··· Alıntı Metin ···

Muhalefet, türlü türlü. Bunlar arasından bizim payımıza düşe düşe "ahlakı noksan muhalefet" düşmüş. Bu muhalefet türünün önemli bir özelliği var: Olanı olduğu gibi konuşturmamak.
Vuku bulan herhangi bir gelişmenin, kendi gerçekliği içinde konuşulmasını engellemek bunlar için bir başarı kriteri. Ne var ki bu tutum iki şeye zarar veriyor: siyasete ve müzakere kültürüne.
Almanya başbakanı Angela Merkel Türkiye'ye geldi. Hoş geldi, sefalar getirdi. Hepimizin malumu, Almanya'nın da Türkiye'nin de esas meselelerinden biri Suriyeli mülteciler. Ve pek tabii ki Suriye meselesi.
Türkiye, Suriye meselesinde yıllardır dillendirdiği ve bütün dünyanın da bildiği tezlerinin arkasında. Suriyeli sığınmacılar konusunda attığı cesur adımlar nedeniyle de eli oldukça güçlü.

···

- Yönerge 1: Alıntı metinde "Almanya başbakanı Angela" ifadesinden "eli oldukça güçlü." ifadesine kadar olan bölümü aynen kopyalayın.
- Yönerge 2: Aşağıdaki ifadelerin her birinin alıntı metinle uyuşup uyuşmadığını evet veya hayır diyerek belirtin ve kararı belirleyen sözleri metinden aynen alıntılayın: (a) Almanya başbakanı Angela Merkel Türkiye'ye geldi. (b) Sözü edilen muhalefet tutumu yalnızca siyasete zarar veriyor. (c) Türkiye'nin Suriyeli sığınmacılar konusunda eli zayıf.

··· Verilen Kayıtlar ···

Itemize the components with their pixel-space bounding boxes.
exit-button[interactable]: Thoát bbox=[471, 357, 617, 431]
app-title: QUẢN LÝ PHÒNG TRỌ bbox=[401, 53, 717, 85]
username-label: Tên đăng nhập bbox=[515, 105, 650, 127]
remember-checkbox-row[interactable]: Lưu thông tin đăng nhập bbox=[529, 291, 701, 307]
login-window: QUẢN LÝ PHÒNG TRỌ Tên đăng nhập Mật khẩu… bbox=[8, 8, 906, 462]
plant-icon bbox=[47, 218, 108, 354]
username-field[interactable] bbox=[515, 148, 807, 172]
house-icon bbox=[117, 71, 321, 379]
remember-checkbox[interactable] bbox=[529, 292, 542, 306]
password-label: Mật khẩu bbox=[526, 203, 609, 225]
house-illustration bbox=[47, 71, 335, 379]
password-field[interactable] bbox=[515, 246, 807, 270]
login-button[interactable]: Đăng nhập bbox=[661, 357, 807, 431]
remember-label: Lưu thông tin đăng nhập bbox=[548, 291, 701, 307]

···
··· Verilen Kayıtlar ···

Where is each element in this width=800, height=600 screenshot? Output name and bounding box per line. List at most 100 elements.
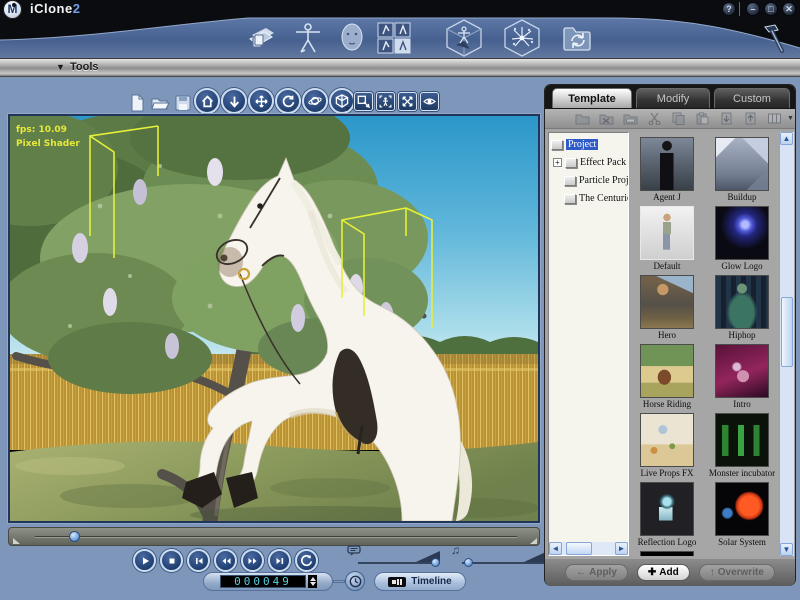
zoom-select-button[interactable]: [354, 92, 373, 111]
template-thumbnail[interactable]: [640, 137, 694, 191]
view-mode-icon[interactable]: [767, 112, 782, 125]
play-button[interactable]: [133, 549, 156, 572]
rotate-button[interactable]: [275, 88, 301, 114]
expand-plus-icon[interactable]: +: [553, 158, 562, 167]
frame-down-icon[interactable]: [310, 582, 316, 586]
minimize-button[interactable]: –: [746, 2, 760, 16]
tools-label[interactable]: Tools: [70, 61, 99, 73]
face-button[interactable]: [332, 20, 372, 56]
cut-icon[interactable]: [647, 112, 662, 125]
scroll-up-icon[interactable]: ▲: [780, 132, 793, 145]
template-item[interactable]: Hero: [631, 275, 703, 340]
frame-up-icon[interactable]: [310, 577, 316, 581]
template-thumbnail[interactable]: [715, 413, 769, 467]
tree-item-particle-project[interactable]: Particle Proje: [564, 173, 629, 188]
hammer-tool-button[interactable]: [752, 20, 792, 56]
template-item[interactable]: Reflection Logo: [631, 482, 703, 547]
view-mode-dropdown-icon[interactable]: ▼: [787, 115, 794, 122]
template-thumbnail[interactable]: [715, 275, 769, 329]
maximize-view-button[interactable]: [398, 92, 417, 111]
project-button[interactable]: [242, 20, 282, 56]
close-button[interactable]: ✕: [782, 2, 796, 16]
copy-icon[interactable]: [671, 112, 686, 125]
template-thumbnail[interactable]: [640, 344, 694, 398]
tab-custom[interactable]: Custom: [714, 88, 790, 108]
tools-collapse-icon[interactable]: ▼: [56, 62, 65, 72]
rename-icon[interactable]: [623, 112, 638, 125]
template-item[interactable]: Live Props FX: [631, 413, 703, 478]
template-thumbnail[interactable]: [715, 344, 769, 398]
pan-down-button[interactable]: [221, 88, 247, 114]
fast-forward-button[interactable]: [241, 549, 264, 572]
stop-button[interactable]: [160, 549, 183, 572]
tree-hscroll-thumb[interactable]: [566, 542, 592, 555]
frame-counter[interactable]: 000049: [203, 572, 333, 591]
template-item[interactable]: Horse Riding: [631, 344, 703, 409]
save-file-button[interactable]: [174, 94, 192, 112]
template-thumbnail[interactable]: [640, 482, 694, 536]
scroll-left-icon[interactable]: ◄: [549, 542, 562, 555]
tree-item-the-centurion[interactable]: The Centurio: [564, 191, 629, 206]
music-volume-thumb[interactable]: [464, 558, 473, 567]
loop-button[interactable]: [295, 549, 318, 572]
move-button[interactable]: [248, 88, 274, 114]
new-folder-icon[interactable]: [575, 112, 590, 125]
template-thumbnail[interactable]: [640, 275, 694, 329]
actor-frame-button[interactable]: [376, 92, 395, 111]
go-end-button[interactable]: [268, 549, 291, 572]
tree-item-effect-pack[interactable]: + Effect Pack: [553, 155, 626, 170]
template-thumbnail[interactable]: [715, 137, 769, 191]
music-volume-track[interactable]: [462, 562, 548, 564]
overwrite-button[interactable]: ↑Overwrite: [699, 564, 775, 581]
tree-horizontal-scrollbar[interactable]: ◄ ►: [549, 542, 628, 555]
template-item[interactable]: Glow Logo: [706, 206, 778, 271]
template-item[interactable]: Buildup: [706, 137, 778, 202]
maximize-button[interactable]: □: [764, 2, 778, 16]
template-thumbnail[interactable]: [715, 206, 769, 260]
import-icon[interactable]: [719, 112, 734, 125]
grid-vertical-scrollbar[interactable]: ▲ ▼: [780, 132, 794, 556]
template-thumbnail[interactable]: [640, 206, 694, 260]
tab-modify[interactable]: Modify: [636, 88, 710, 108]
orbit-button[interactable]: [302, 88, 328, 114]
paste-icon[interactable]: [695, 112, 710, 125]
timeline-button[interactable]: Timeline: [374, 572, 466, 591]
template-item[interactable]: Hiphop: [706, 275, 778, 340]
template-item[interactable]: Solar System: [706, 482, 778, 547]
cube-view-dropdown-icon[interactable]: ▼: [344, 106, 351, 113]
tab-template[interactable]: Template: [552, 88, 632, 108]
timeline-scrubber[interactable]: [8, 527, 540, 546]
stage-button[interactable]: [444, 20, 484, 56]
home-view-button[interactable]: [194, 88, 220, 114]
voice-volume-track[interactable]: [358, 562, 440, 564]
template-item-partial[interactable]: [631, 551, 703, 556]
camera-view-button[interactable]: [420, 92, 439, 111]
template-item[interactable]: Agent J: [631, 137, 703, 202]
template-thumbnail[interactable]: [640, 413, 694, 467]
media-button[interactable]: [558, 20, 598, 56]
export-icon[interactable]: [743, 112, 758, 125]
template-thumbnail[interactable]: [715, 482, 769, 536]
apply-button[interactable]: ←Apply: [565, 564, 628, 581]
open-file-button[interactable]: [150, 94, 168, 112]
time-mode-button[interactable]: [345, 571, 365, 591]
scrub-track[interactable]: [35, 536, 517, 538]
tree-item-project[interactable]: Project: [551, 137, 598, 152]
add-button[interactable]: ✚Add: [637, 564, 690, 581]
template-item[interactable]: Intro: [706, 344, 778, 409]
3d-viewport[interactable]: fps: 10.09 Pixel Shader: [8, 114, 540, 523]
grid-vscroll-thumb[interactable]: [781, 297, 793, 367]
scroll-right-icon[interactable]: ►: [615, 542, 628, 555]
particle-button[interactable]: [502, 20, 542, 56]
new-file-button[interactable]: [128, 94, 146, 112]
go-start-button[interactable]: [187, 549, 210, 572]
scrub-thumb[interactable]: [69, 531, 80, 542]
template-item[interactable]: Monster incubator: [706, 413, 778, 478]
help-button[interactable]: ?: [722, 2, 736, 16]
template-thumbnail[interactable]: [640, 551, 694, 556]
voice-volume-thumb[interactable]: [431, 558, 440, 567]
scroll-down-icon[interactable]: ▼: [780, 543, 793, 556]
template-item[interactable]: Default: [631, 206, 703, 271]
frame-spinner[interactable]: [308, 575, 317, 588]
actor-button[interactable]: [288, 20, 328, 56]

···

- Cevap 1:
Almanya başbakanı Angela Merkel Türkiye'ye geldi. Hoş geldi, sefalar getirdi. Hepimizin malumu, Almanya'nın da Türkiye'nin de esas meselelerinden biri Suriyeli mülteciler. Ve pek tabii ki Suriye meselesi.
Türkiye, Suriye meselesinde yıllardır dillendirdiği ve bütün dünyanın da bildiği tezlerinin arkasında. Suriyeli sığınmacılar konusunda attığı cesur adımlar nedeniyle de eli oldukça güçlü.

- Cevap 2:
(a) Evet: "Almanya başbakanı Angela Merkel Türkiye'ye geldi."
(b) Hayır: "Ne var ki bu tutum iki şeye zarar veriyor: siyasete ve müzakere kültürüne."
(c) Hayır: "Suriyeli sığınmacılar konusunda attığı cesur adımlar nedeniyle de eli oldukça güçlü."